(Figure contents as structured data)

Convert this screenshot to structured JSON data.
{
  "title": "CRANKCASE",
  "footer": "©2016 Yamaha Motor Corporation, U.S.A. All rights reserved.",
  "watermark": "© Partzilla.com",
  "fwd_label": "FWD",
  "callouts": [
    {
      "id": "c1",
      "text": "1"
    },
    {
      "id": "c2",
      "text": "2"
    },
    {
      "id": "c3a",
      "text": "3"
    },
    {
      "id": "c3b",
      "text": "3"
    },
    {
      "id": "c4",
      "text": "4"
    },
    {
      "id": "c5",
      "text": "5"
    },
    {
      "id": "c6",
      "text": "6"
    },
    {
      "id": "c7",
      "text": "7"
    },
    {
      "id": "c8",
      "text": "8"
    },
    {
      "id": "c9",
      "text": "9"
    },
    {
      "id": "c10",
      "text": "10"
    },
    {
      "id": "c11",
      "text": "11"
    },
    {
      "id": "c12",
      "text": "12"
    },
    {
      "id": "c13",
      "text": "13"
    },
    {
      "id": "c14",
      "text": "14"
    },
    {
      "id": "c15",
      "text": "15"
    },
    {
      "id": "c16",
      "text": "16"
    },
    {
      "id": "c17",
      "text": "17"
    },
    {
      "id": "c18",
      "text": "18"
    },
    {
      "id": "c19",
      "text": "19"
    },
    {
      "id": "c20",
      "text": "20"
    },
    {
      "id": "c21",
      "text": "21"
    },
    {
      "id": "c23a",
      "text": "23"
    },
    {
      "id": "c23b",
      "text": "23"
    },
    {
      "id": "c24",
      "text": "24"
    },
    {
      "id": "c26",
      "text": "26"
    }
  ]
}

§ The problem
Give every line of the material again, exactly as it reads.

§ Solution to this task
Convert this screenshot to structured JSON data.
{
  "title": "CRANKCASE",
  "footer": "©2016 Yamaha Motor Corporation, U.S.A. All rights reserved.",
  "watermark": "© Partzilla.com",
  "fwd_label": "FWD",
  "callouts": [
    {
      "id": "c1",
      "text": "1"
    },
    {
      "id": "c2",
      "text": "2"
    },
    {
      "id": "c3a",
      "text": "3"
    },
    {
      "id": "c3b",
      "text": "3"
    },
    {
      "id": "c4",
      "text": "4"
    },
    {
      "id": "c5",
      "text": "5"
    },
    {
      "id": "c6",
      "text": "6"
    },
    {
      "id": "c7",
      "text": "7"
    },
    {
      "id": "c8",
      "text": "8"
    },
    {
      "id": "c9",
      "text": "9"
    },
    {
      "id": "c10",
      "text": "10"
    },
    {
      "id": "c11",
      "text": "11"
    },
    {
      "id": "c12",
      "text": "12"
    },
    {
      "id": "c13",
      "text": "13"
    },
    {
      "id": "c14",
      "text": "14"
    },
    {
      "id": "c15",
      "text": "15"
    },
    {
      "id": "c16",
      "text": "16"
    },
    {
      "id": "c17",
      "text": "17"
    },
    {
      "id": "c18",
      "text": "18"
    },
    {
      "id": "c19",
      "text": "19"
    },
    {
      "id": "c20",
      "text": "20"
    },
    {
      "id": "c21",
      "text": "21"
    },
    {
      "id": "c23a",
      "text": "23"
    },
    {
      "id": "c23b",
      "text": "23"
    },
    {
      "id": "c24",
      "text": "24"
    },
    {
      "id": "c26",
      "text": "26"
    }
  ]
}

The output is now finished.